Description of the task
Where a line contains the word "الواجب", copy that line in full.

Excerpted data
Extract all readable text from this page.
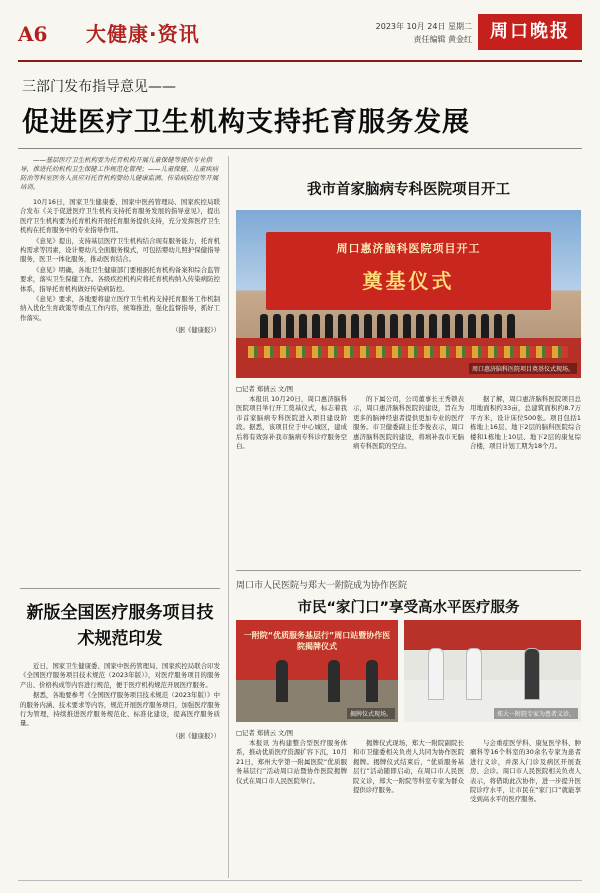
A6 大健康·资讯	2023年 10月 24日 星期二
责任编辑 黄金红	周口晚报
三部门发布指导意见——
促进医疗卫生机构支持托育服务发展

——基层医疗卫生机构要为托育机构开展儿童保健等提供专业指导，推进托幼机构卫生保健工作规范化管理；——儿童保健、儿童疾病防治等科室医务人员应对托育机构婴幼儿健康监测、传染病防控等开展培训。

10月16日，国家卫生健康委、国家中医药管理局、国家疾控局联合发布《关于促进医疗卫生机构支持托育服务发展的指导意见》，提出医疗卫生机构要为托育机构开展托育服务提供支持，充分发挥医疗卫生机构在托育服务中的专业指导作用。

《意见》提出，支持基层医疗卫生机构结合现有服务能力，托育机构需求等因素，设计婴幼儿全面服务模式，可包括婴幼儿照护保健指导服务，医卫一体化服务，推动医育结合。

《意见》明确，各地卫生健康部门要根据托育机构备案和综合监管要求，落实卫生保健工作。各级疾控机构应将托育机构纳入传染病防控体系，指导托育机构做好传染病防控。

《意见》要求，各地要将建立医疗卫生机构支持托育服务工作机制纳入优化生育政策等重点工作内容，统筹推进，强化监督指导，抓好工作落实。

（据《健康报》）
新版全国医疗服务项目技术规范印发

近日，国家卫生健康委、国家中医药管理局、国家疾控局联合印发《全国医疗服务项目技术规范（2023年版）》，对医疗服务项目的服务产出、价格构成等内容进行规范，便于医疗机构规范开展医疗服务。

据悉，各地要参考《全国医疗服务项目技术规范（2023年版）》中的服务内涵、技术要求等内容，规范开展医疗服务项目，加强医疗服务行为管理，持续推进医疗服务规范化、标准化建设，提高医疗服务质量。

（据《健康报》）
我市首家脑病专科医院项目开工
周口惠济脑科医院项目开工
奠基仪式
周口惠济脑科医院项目奠基仪式现场。
□记者 郑倩云 文/图

本报讯 10月20日，周口惠济脑科医院项目举行开工奠基仪式，标志着我市首家脑病专科医院进入项目建设阶段。据悉，该项目位于中心城区，建成后将有效弥补我市脑病专科诊疗服务空白。

的下属公司，公司董事长王秀锁表示，周口惠济脑科医院的建设，旨在为更多的脑神经患者提供更加专业的医疗服务。市卫健委副主任李俊表示，周口惠济脑科医院的建设，将填补我市无脑病专科医院的空白。

据了解，周口惠济脑科医院项目总用地面积约33亩，总建筑面积约8.7万平方米，设计床位500张。项目包括1栋地上16层、地下2层的脑科医院综合楼和1栋地上10层、地下2层的康复综合楼，项目计划工期为18个月。

周口市人民医院与郑大一附院成为协作医院
市民“家门口”享受高水平医疗服务
一附院“优质服务基层行”周口站暨协作医院揭牌仪式
揭牌仪式现场。	郑大一附院专家为患者义诊。
□记者 郑倩云 文/图

本报讯 为构建整合型医疗服务体系，推动优质医疗资源扩容下沉，10月21日，郑州大学第一附属医院“优质服务基层行”活动周口站暨协作医院揭牌仪式在周口市人民医院举行。

揭牌仪式现场，郑大一附院副院长和市卫健委相关负责人共同为协作医院揭牌。揭牌仪式结束后，“优质服务基层行”活动随即启动，在周口市人民医院义诊，郑大一附院等科室专家为群众提供诊疗服务。

与会重症医学科、康复医学科、肿瘤科等16个科室的30余名专家为患者进行义诊，并深入门诊及病区开展查房、会诊。周口市人民医院相关负责人表示，将借助此次协作，进一步提升医院诊疗水平，让市民在“家门口”就能享受到高水平的医疗服务。
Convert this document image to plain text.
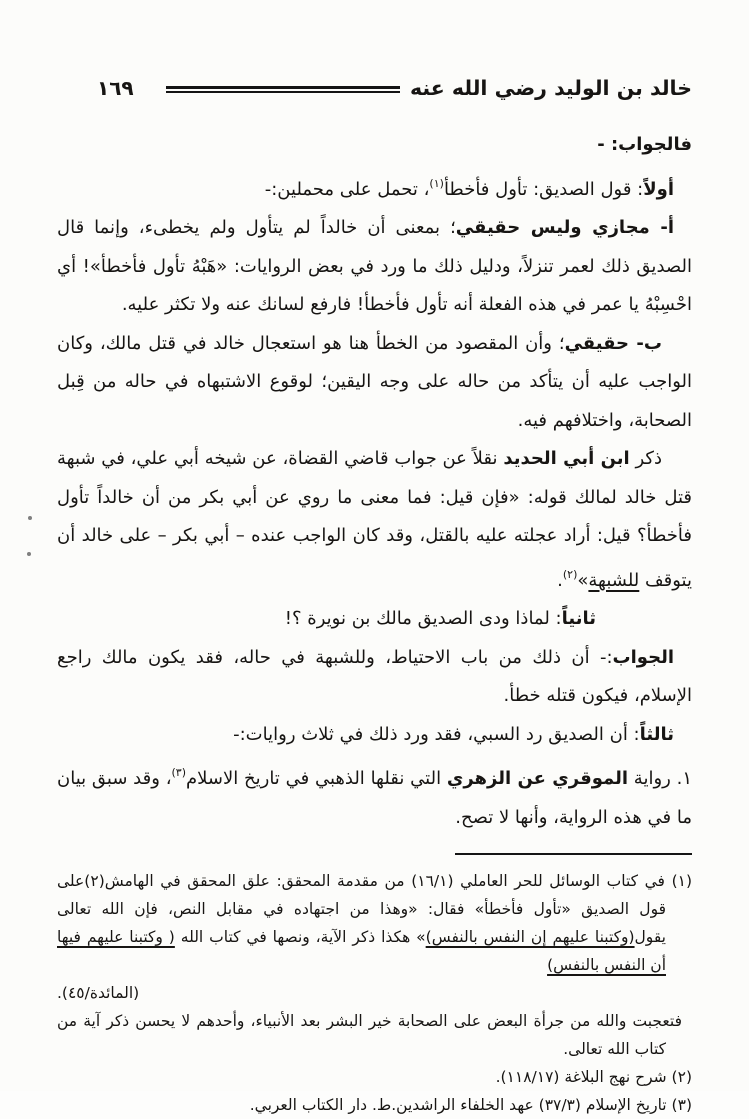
خالد بن الوليد رضي الله عنه
١٦٩

فالجواب: -

أولاً: قول الصديق: تأول فأخطأ$^{(١)}$، تحمل على محملين:-

أ- مجازي وليس حقيقي؛ بمعنى أن خالداً لم يتأول ولم يخطىء، وإنما قال الصديق ذلك لعمر تنزلاً، ودليل ذلك ما ورد في بعض الروايات: «هَبْهُ تأول فأخطأ»! أي احْسِبْهُ يا عمر في هذه الفعلة أنه تأول فأخطأ! فارفع لسانك عنه ولا تكثر عليه.

ب- حقيقي؛ وأن المقصود من الخطأ هنا هو استعجال خالد في قتل مالك، وكان الواجب عليه أن يتأكد من حاله على وجه اليقين؛ لوقوع الاشتبهاه في حاله من قِبل الصحابة، واختلافهم فيه.

ذكر ابن أبي الحديد نقلاً عن جواب قاضي القضاة، عن شيخه أبي علي، في شبهة قتل خالد لمالك قوله: «فإن قيل: فما معنى ما روي عن أبي بكر من أن خالداً تأول فأخطأ؟ قيل: أراد عجلته عليه بالقتل، وقد كان الواجب عنده – أبي بكر – على خالد أن يتوقف للشبهة»$^{(٢)}$.

ثانياً: لماذا ودى الصديق مالك بن نويرة ؟!

الجواب:- أن ذلك من باب الاحتياط، وللشبهة في حاله، فقد يكون مالك راجع الإسلام، فيكون قتله خطأ.

ثالثاً: أن الصديق رد السبي، فقد ورد ذلك في ثلاث روايات:-

١. رواية الموقري عن الزهري التي نقلها الذهبي في تاريخ الاسلام$^{(٣)}$، وقد سبق بيان ما في هذه الرواية، وأنها لا تصح.

(١) في كتاب الوسائل للحر العاملي (١٦/١) من مقدمة المحقق: علق المحقق في الهامش(٢)على قول الصديق «تأول فأخطأ» فقال: «وهذا من اجتهاده في مقابل النص، فإن الله تعالى يقول(وكتبنا عليهم إن النفس بالنفس)» هكذا ذكر الآية، ونصها في كتاب الله ( وكتبنا عليهم فيها أن النفس بالنفس)

(المائدة/٤٥).

فتعجبت والله من جرأة البعض على الصحابة خير البشر بعد الأنبياء، وأحدهم لا يحسن ذكر آية من كتاب الله تعالى.

(٢) شرح نهج البلاغة (١١٨/١٧).

(٣) تاريخ الإسلام (٣٧/٣) عهد الخلفاء الراشدين.ط. دار الكتاب العربي.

Task solution
ب- حقيقي؛ وأن المقصود من الخطأ هنا هو استعجال خالد في قتل مالك، وكان الواجب عليه أن يتأكد من حاله على وجه اليقين؛ لوقوع الاشتبهاه في حاله من قِبل الصحابة، واختلافهم فيه.
ذكر ابن أبي الحديد نقلاً عن جواب قاضي القضاة، عن شيخه أبي علي، في شبهة قتل خالد لمالك قوله: «فإن قيل: فما معنى ما روي عن أبي بكر من أن خالداً تأول فأخطأ؟ قيل: أراد عجلته عليه بالقتل، وقد كان الواجب عنده – أبي بكر – على خالد أن يتوقف للشبهة»$^{(٢)}$.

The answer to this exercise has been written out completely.